---- RECORDS TO USE

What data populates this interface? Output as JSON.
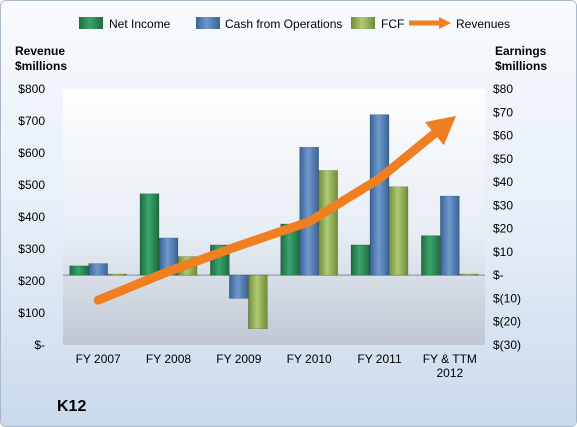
{
  "chart_data": {
    "type": "bar",
    "title": "K12",
    "categories": [
      "FY 2007",
      "FY 2008",
      "FY 2009",
      "FY 2010",
      "FY 2011",
      "FY & TTM 2012"
    ],
    "left_axis": {
      "label_line1": "Revenue",
      "label_line2": "$millions",
      "ylim": [
        0,
        800
      ],
      "ticks": [
        0,
        100,
        200,
        300,
        400,
        500,
        600,
        700,
        800
      ],
      "tick_labels": [
        "$-",
        "$100",
        "$200",
        "$300",
        "$400",
        "$500",
        "$600",
        "$700",
        "$800"
      ]
    },
    "right_axis": {
      "label_line1": "Earnings",
      "label_line2": "$millions",
      "ylim": [
        -30,
        80
      ],
      "ticks": [
        -30,
        -20,
        -10,
        0,
        10,
        20,
        30,
        40,
        50,
        60,
        70,
        80
      ],
      "tick_labels": [
        "$(30)",
        "$(20)",
        "$(10)",
        "$-",
        "$10",
        "$20",
        "$30",
        "$40",
        "$50",
        "$60",
        "$70",
        "$80"
      ]
    },
    "series": [
      {
        "name": "Net Income",
        "kind": "bar",
        "axis": "right",
        "color": "#2e8b57",
        "values": [
          4,
          35,
          13,
          22,
          13,
          17
        ]
      },
      {
        "name": "Cash from Operations",
        "kind": "bar",
        "axis": "right",
        "color": "#4f81bd",
        "values": [
          5,
          16,
          -10,
          55,
          69,
          34
        ]
      },
      {
        "name": "FCF",
        "kind": "bar",
        "axis": "right",
        "color": "#9bbb59",
        "values": [
          0.5,
          8,
          -23,
          45,
          38,
          0.5
        ]
      },
      {
        "name": "Revenues",
        "kind": "line",
        "axis": "left",
        "color": "#f07f22",
        "values": [
          140,
          230,
          310,
          385,
          520,
          700
        ]
      }
    ],
    "legend_position": "top",
    "grid": false
  }
}
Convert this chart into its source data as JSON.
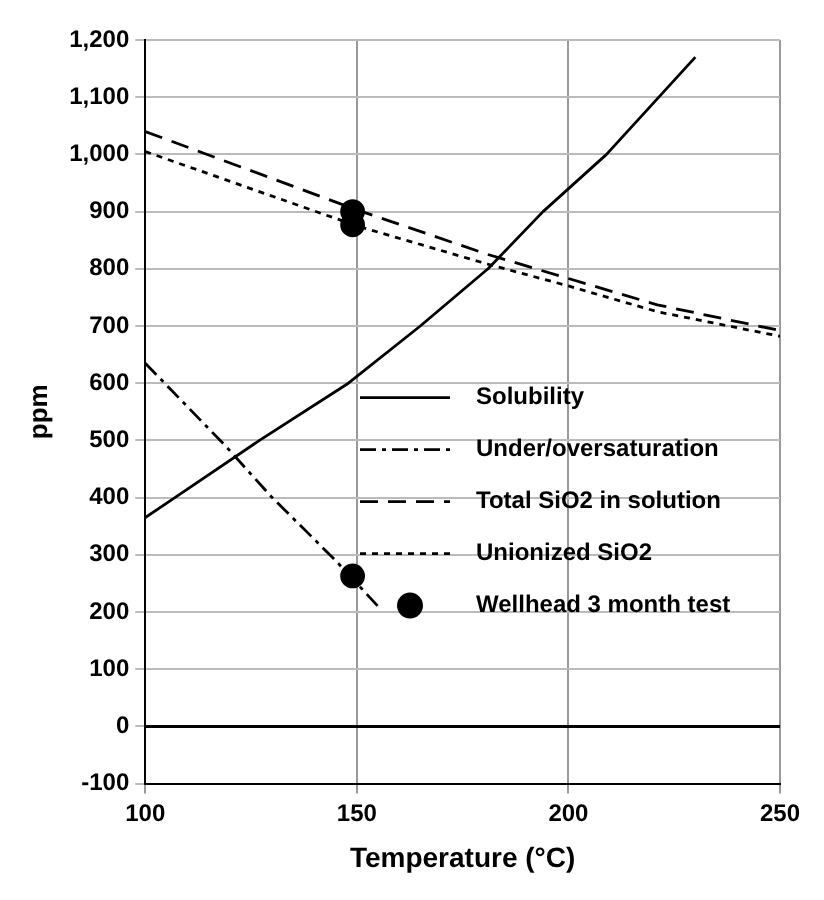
{
  "chart_data": {
    "type": "line",
    "xlabel": "Temperature (°C)",
    "ylabel": "ppm",
    "xlim": [
      100,
      250
    ],
    "xticks": [
      100,
      150,
      200,
      250
    ],
    "ylim": [
      -100,
      1200
    ],
    "yticks": [
      -100,
      0,
      100,
      200,
      300,
      400,
      500,
      600,
      700,
      800,
      900,
      {
        "value": 1000,
        "label": "1,000"
      },
      {
        "value": 1100,
        "label": "1,100"
      },
      {
        "value": 1200,
        "label": "1,200"
      }
    ],
    "grid": true,
    "legend": "bottom right",
    "ref_lines": [
      {
        "axis": "y",
        "value": 0,
        "color": "#000000",
        "line_style": "solid"
      }
    ],
    "series": [
      {
        "name": "Solubility",
        "color": "#000000",
        "line_style": "solid",
        "marker": "none",
        "x": [
          100,
          107,
          127,
          148,
          165,
          181,
          194,
          209,
          230
        ],
        "values": [
          365,
          400,
          500,
          600,
          700,
          800,
          900,
          1000,
          1170
        ]
      },
      {
        "name": "Under/oversaturation",
        "color": "#000000",
        "line_style": "dashdot",
        "marker": "none",
        "x": [
          100,
          119,
          130,
          145,
          155
        ],
        "values": [
          635,
          490,
          400,
          290,
          210
        ]
      },
      {
        "name": "Total SiO2 in solution",
        "color": "#000000",
        "line_style": "dashed",
        "marker": "none",
        "x": [
          100,
          150,
          181,
          200,
          221,
          250
        ],
        "values": [
          1040,
          903,
          825,
          783,
          737,
          692
        ]
      },
      {
        "name": "Unionized SiO2",
        "color": "#000000",
        "line_style": "dotted",
        "marker": "none",
        "x": [
          100,
          150,
          181,
          200,
          221,
          250
        ],
        "values": [
          1005,
          875,
          808,
          770,
          725,
          682
        ]
      },
      {
        "name": "Wellhead 3 month test",
        "type": "scatter",
        "color": "#000000",
        "marker": "circle",
        "x": [
          149,
          149,
          149
        ],
        "values": [
          900,
          877,
          263
        ]
      }
    ]
  }
}
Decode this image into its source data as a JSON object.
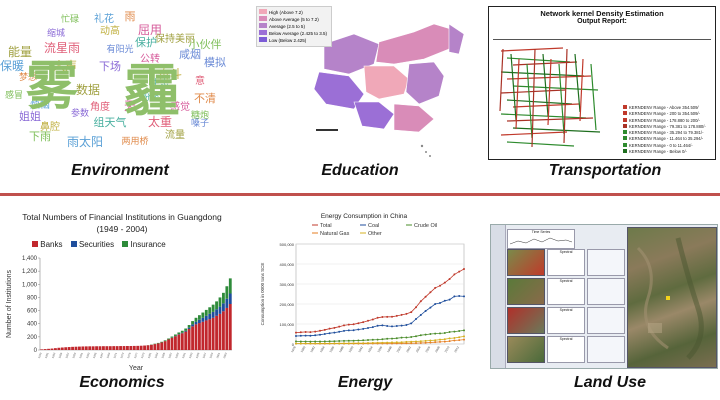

--------

- _AIM OF THE EXERCISE_
Which lines contain the word "this"? Copy each one.

- _RESPONSE TO THE EXERCISE_
What data populates this interface? Output as JSON.
Convert this chart into its source data as JSON.
Decode this image into its source data as a JSON object.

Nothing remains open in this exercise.